§ **THE PROBLEM**:
Rewrite the stretch that opens with the line containing "100, 1064, 115]" and closes with the line containing "307, 667, 322]", swapping every "bbox" for "box" and leaving everything else unchanged.

Item position entries:

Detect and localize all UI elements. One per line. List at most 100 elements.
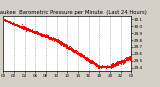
Point [14,23,17,25]
Point [37,32,40,33]
Point [109,66,112,68]
Point [47,37,50,38]
Point [113,64,115,65]
Point [41,34,44,36]
Point [8,21,11,23]
Point [8,21,11,22]
Point [97,66,99,67]
Point [49,37,51,38]
Point [120,61,122,62]
Point [99,66,102,67]
Point [84,57,87,58]
Point [125,57,128,59]
Point [128,57,130,59]
Point [39,32,42,34]
Point [65,46,68,47]
Point [12,23,14,25]
Point [124,60,127,61]
Point [26,28,29,30]
Point [122,61,125,62]
Point [46,37,49,38]
Point [79,52,82,54]
Point [47,37,50,38]
Point [26,29,28,30]
Point [114,64,117,66]
Point [110,64,112,66]
Point [2,19,5,20]
Point [79,54,81,55]
Point [112,62,114,63]
Point [129,57,132,58]
Point [68,49,71,50]
Point [39,34,41,35]
Point [44,35,46,37]
Point [96,65,99,67]
Point [35,30,38,32]
Point [73,50,76,52]
Point [109,66,111,68]
Point [101,66,103,67]
Point [72,49,74,50]
Point [105,65,107,67]
Point [94,62,97,64]
Point [129,56,132,58]
Point [64,44,67,45]
Point [29,29,31,30]
Point [12,23,14,24]
Point [6,20,8,22]
Point [113,66,116,67]
Point [27,29,29,30]
Point [63,45,66,46]
Point [5,21,8,22]
Point [93,62,95,64]
Point [123,59,125,60]
Point [92,61,94,62]
Point [61,42,64,44]
Point [54,39,57,41]
Point [5,20,8,22]
Point [88,60,91,61]
Point [50,37,52,38]
Point [25,28,28,30]
Point [48,36,51,38]
Point [18,26,21,28]
Point [56,38,58,40]
Point [31,31,34,32]
Point [57,40,59,41]
Point [58,42,61,43]
Point [108,66,111,67]
Point [21,26,23,27]
Point [122,61,124,63]
Point [125,59,127,61]
Point [55,39,58,40]
Point [111,65,114,66]
Point [110,66,113,67]
Point [52,40,55,41]
Point [51,38,53,39]
Point [31,30,34,31]
Point [80,54,82,56]
Point [86,58,88,60]
Point [128,58,131,59]
Point [60,42,62,44]
Point [76,53,79,55]
Point [80,55,83,57]
Point [20,27,23,28]
Point [123,60,126,61]
Point [90,61,93,63]
Point [92,61,94,62]
Point [75,52,78,53]
Point [102,66,104,68]
Point [106,66,109,67]
Point [125,57,127,58]
Point [71,49,74,51]
Point [128,56,131,57]
Point [59,42,62,43]
Point [106,65,108,67]
Point [50,38,53,39]
Point [96,65,98,66]
Point [34,31,36,32]
Point [78,52,80,54]
Point [109,66,112,67]
Point [23,27,25,29]
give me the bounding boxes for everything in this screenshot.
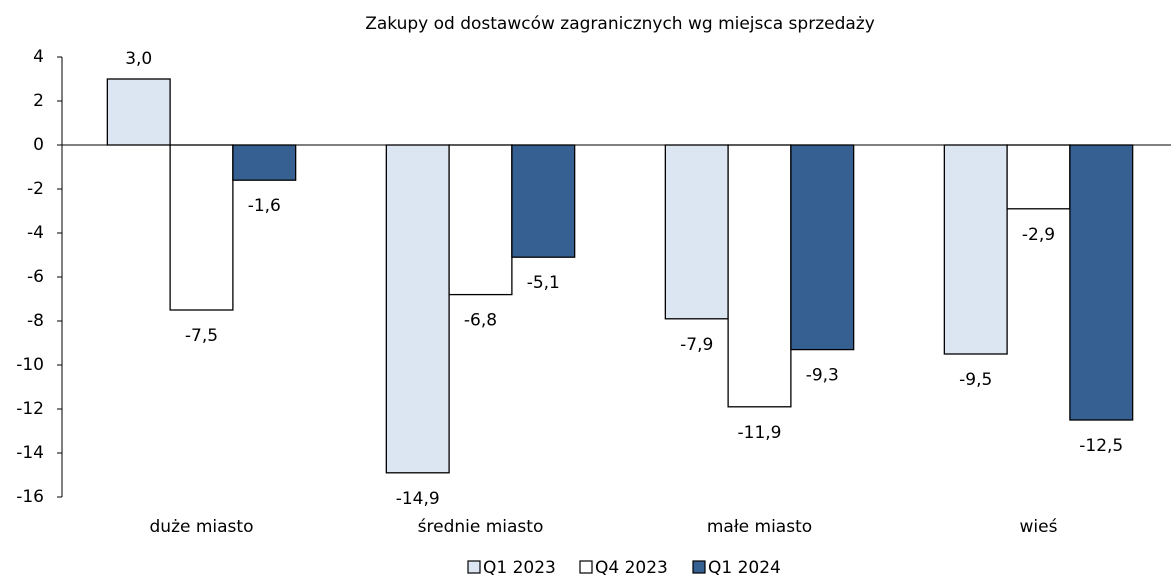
bar <box>385 144 450 474</box>
y-tick-label: -10 <box>16 355 44 375</box>
legend-swatch <box>467 560 481 574</box>
chart-title: Zakupy od dostawców zagranicznych wg mie… <box>365 14 875 34</box>
bar <box>727 144 792 408</box>
y-tick-label: -2 <box>27 179 44 199</box>
bar <box>943 144 1008 355</box>
bar <box>1006 144 1071 210</box>
data-label: -11,9 <box>738 423 782 443</box>
y-tick-label: 0 <box>33 135 44 155</box>
data-label: -6,8 <box>464 311 497 331</box>
data-label: -12,5 <box>1079 436 1123 456</box>
y-tick-label: 2 <box>33 91 44 111</box>
data-label: -7,9 <box>680 335 713 355</box>
bar <box>106 78 171 146</box>
legend-swatch <box>579 560 593 574</box>
legend-swatch <box>692 560 706 574</box>
x-tick-label: średnie miasto <box>418 517 544 537</box>
data-label: -7,5 <box>185 326 218 346</box>
x-tick-label: duże miasto <box>150 517 254 537</box>
y-tick-label: -4 <box>27 223 44 243</box>
y-tick-label: -8 <box>27 311 44 331</box>
data-label: 3,0 <box>125 49 152 69</box>
y-tick-label: -12 <box>16 399 44 419</box>
y-tick-label: 4 <box>33 47 44 67</box>
bar <box>448 144 513 296</box>
legend-label: Q1 2024 <box>708 558 781 578</box>
data-label: -5,1 <box>527 273 560 293</box>
bar <box>232 144 297 181</box>
legend-label: Q1 2023 <box>483 558 556 578</box>
y-tick-label: -6 <box>27 267 44 287</box>
data-label: -2,9 <box>1022 225 1055 245</box>
bar <box>169 144 234 311</box>
bar <box>664 144 729 320</box>
x-tick-label: wieś <box>1020 517 1058 537</box>
legend-label: Q4 2023 <box>595 558 668 578</box>
data-label: -9,3 <box>806 366 839 386</box>
data-label: -1,6 <box>248 196 281 216</box>
y-tick-label: -16 <box>16 487 44 507</box>
data-label: -9,5 <box>959 370 992 390</box>
x-tick-label: małe miasto <box>707 517 812 537</box>
bar <box>790 144 855 351</box>
bar <box>511 144 576 258</box>
y-tick-label: -14 <box>16 443 44 463</box>
data-label: -14,9 <box>396 489 440 509</box>
bar <box>1069 144 1134 421</box>
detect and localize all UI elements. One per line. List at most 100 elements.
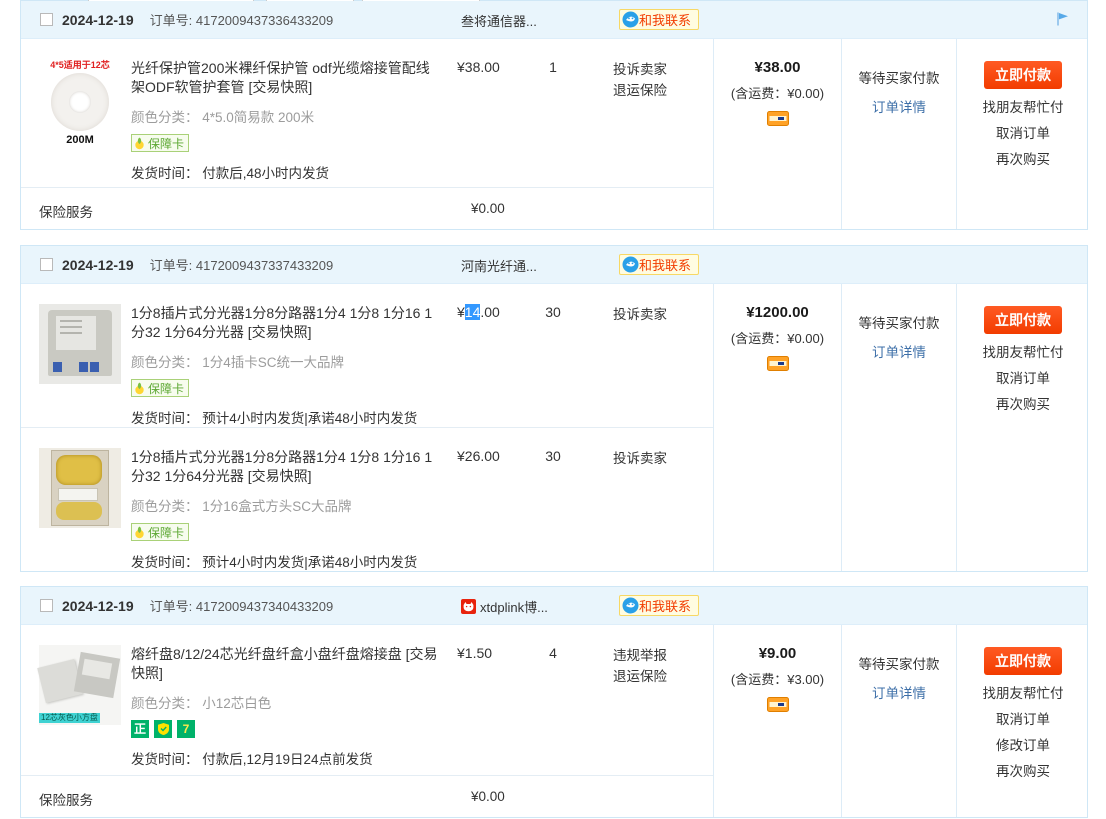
friend-help-pay-link[interactable]: 找朋友帮忙付 bbox=[982, 100, 1064, 115]
pay-now-button[interactable]: 立即付款 bbox=[984, 306, 1062, 334]
image-overlay-text: 12芯灰色小方盘 bbox=[39, 713, 100, 723]
order-total-amount: ¥9.00 bbox=[758, 645, 797, 662]
bank-card-icon bbox=[714, 111, 841, 131]
complain-seller-link[interactable]: 投诉卖家 bbox=[613, 307, 667, 322]
order-actions-column: 立即付款 找朋友帮忙付 取消订单 再次购买 bbox=[956, 39, 1089, 229]
order-date: 2024-12-19 bbox=[62, 11, 134, 28]
order-detail-link[interactable]: 订单详情 bbox=[872, 100, 926, 115]
cancel-order-link[interactable]: 取消订单 bbox=[996, 712, 1050, 727]
item-quantity: 4 bbox=[549, 645, 557, 661]
order-number: 订单号: 4172009437336433209 bbox=[149, 13, 334, 28]
guarantee-card-badge: 保障卡 bbox=[131, 134, 190, 152]
order-total-column: ¥9.00 (含运费：¥3.00) bbox=[713, 625, 841, 817]
friend-help-pay-link[interactable]: 找朋友帮忙付 bbox=[982, 345, 1064, 360]
order-date: 2024-12-19 bbox=[62, 597, 134, 614]
buy-again-link[interactable]: 再次购买 bbox=[996, 397, 1050, 412]
buy-again-link[interactable]: 再次购买 bbox=[996, 152, 1050, 167]
contact-seller-badge[interactable]: 和我联系 bbox=[619, 595, 700, 616]
item-actions: 违规举报 退运保险 bbox=[585, 645, 695, 775]
order-item-row: 1分8插片式分光器1分8分路器1分4 1分8 1分16 1分32 1分64分光器… bbox=[21, 284, 713, 427]
order-number: 订单号: 4172009437340433209 bbox=[149, 599, 334, 614]
return-insurance-link[interactable]: 退运保险 bbox=[613, 669, 667, 684]
order-shipping-fee: (含运费：¥0.00) bbox=[730, 331, 825, 346]
product-title[interactable]: 熔纤盘8/12/24芯光纤盘纤盒小盘纤盘熔接盘 [交易快照] bbox=[131, 646, 438, 681]
shipping-time: 发货时间： 付款后,12月19日24点前发货 bbox=[131, 752, 373, 767]
product-image[interactable] bbox=[39, 304, 121, 427]
contact-seller-badge[interactable]: 和我联系 bbox=[619, 9, 700, 30]
order-status-column: 等待买家付款 订单详情 bbox=[841, 625, 956, 817]
item-price: ¥38.00 bbox=[457, 59, 500, 75]
order-detail-link[interactable]: 订单详情 bbox=[872, 686, 926, 701]
modify-order-link[interactable]: 修改订单 bbox=[996, 738, 1050, 753]
pay-now-button[interactable]: 立即付款 bbox=[984, 61, 1062, 89]
report-violation-link[interactable]: 违规举报 bbox=[613, 648, 667, 663]
tmall-cat-icon bbox=[461, 598, 476, 614]
insurance-service-row: 保险服务 ¥0.00 bbox=[21, 187, 713, 229]
item-actions: 投诉卖家 bbox=[585, 448, 695, 571]
complain-seller-link[interactable]: 投诉卖家 bbox=[613, 451, 667, 466]
order-checkbox[interactable] bbox=[40, 13, 53, 26]
order-item-row: 12芯灰色小方盘 熔纤盘8/12/24芯光纤盘纤盒小盘纤盘熔接盘 [交易快照] … bbox=[21, 625, 713, 775]
seller-name[interactable]: 叁将通信器... bbox=[461, 13, 537, 29]
cancel-order-link[interactable]: 取消订单 bbox=[996, 371, 1050, 386]
item-actions: 投诉卖家 bbox=[585, 304, 695, 427]
insurance-service-row: 保险服务 ¥0.00 bbox=[21, 775, 713, 817]
shield-icon bbox=[154, 720, 172, 738]
item-actions: 投诉卖家 退运保险 bbox=[585, 59, 695, 187]
order-status-column: 等待买家付款 订单详情 bbox=[841, 284, 956, 571]
order-block: 2024-12-19 订单号: 4172009437336433209 叁将通信… bbox=[20, 0, 1088, 230]
product-sku: 颜色分类： 4*5.0简易款 200米 bbox=[131, 110, 315, 125]
contact-seller-badge[interactable]: 和我联系 bbox=[619, 254, 700, 275]
image-overlay-text: 200M bbox=[66, 134, 94, 146]
product-title[interactable]: 光纤保护管200米裸纤保护管 odf光缆熔接管配线架ODF软管护套管 [交易快照… bbox=[131, 60, 430, 95]
product-image[interactable]: 4*5适用于12芯 200M bbox=[39, 59, 121, 187]
fiber-coil-graphic bbox=[51, 73, 109, 131]
guarantee-card-badge: 保障卡 bbox=[131, 523, 190, 541]
order-status: 等待买家付款 bbox=[858, 71, 940, 86]
product-image[interactable] bbox=[39, 448, 121, 571]
order-checkbox[interactable] bbox=[40, 599, 53, 612]
flag-icon[interactable] bbox=[1053, 10, 1071, 33]
insurance-price: ¥0.00 bbox=[471, 201, 505, 216]
insurance-label: 保险服务 bbox=[39, 205, 93, 220]
item-price: ¥26.00 bbox=[457, 448, 500, 464]
seller-name[interactable]: 河南光纤通... bbox=[461, 258, 537, 274]
complain-seller-link[interactable]: 投诉卖家 bbox=[613, 62, 667, 77]
tray-product-photo: 12芯灰色小方盘 bbox=[37, 645, 121, 725]
buy-again-link[interactable]: 再次购买 bbox=[996, 764, 1050, 779]
order-actions-column: 立即付款 找朋友帮忙付 取消订单 再次购买 bbox=[956, 284, 1089, 571]
order-shipping-fee: (含运费：¥3.00) bbox=[730, 672, 825, 687]
order-status: 等待买家付款 bbox=[858, 657, 940, 672]
order-header: 2024-12-19 订单号: 4172009437336433209 叁将通信… bbox=[21, 1, 1087, 39]
item-quantity: 1 bbox=[549, 59, 557, 75]
order-checkbox[interactable] bbox=[40, 258, 53, 271]
order-number: 订单号: 4172009437337433209 bbox=[149, 258, 334, 273]
item-price: ¥14.00 bbox=[457, 304, 500, 320]
guarantee-card-badge: 保障卡 bbox=[131, 379, 190, 397]
order-body: 4*5适用于12芯 200M 光纤保护管200米裸纤保护管 odf光缆熔接管配线… bbox=[21, 39, 1087, 229]
product-image[interactable]: 12芯灰色小方盘 bbox=[37, 645, 121, 775]
order-item-row: 1分8插片式分光器1分8分路器1分4 1分8 1分16 1分32 1分64分光器… bbox=[21, 427, 713, 571]
coil-product-photo: 4*5适用于12芯 200M bbox=[39, 59, 121, 155]
splitter-product-photo bbox=[39, 304, 121, 384]
product-sku: 颜色分类： 1分4插卡SC统一大品牌 bbox=[131, 355, 345, 370]
bank-card-icon bbox=[714, 697, 841, 717]
cancel-order-link[interactable]: 取消订单 bbox=[996, 126, 1050, 141]
order-item-row: 4*5适用于12芯 200M 光纤保护管200米裸纤保护管 odf光缆熔接管配线… bbox=[21, 39, 713, 187]
bank-card-icon bbox=[714, 356, 841, 376]
product-title[interactable]: 1分8插片式分光器1分8分路器1分4 1分8 1分16 1分32 1分64分光器… bbox=[131, 305, 433, 340]
return-insurance-link[interactable]: 退运保险 bbox=[613, 83, 667, 98]
friend-help-pay-link[interactable]: 找朋友帮忙付 bbox=[982, 686, 1064, 701]
wangwang-chat-icon bbox=[622, 256, 639, 273]
hand-sprout-icon bbox=[135, 137, 144, 150]
insurance-label: 保险服务 bbox=[39, 793, 93, 808]
pay-now-button[interactable]: 立即付款 bbox=[984, 647, 1062, 675]
product-title[interactable]: 1分8插片式分光器1分8分路器1分4 1分8 1分16 1分32 1分64分光器… bbox=[131, 449, 433, 484]
order-detail-link[interactable]: 订单详情 bbox=[872, 345, 926, 360]
wangwang-chat-icon bbox=[622, 597, 639, 614]
wangwang-chat-icon bbox=[622, 11, 639, 28]
order-total-column: ¥38.00 (含运费：¥0.00) bbox=[713, 39, 841, 229]
order-shipping-fee: (含运费：¥0.00) bbox=[730, 86, 825, 101]
seller-name[interactable]: xtdplink博... bbox=[461, 587, 548, 625]
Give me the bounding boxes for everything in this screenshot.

§ **OUTPUT OF THE TASK**:
friend-help-pay-link[interactable]: 找朋友帮忙付 box=[982, 100, 1064, 115]
pay-now-button[interactable]: 立即付款 box=[984, 306, 1062, 334]
image-overlay-text: 12芯灰色小方盘 box=[39, 713, 100, 723]
order-total-amount: ¥9.00 box=[758, 645, 797, 662]
bank-card-icon box=[714, 111, 841, 131]
complain-seller-link[interactable]: 投诉卖家 box=[613, 307, 667, 322]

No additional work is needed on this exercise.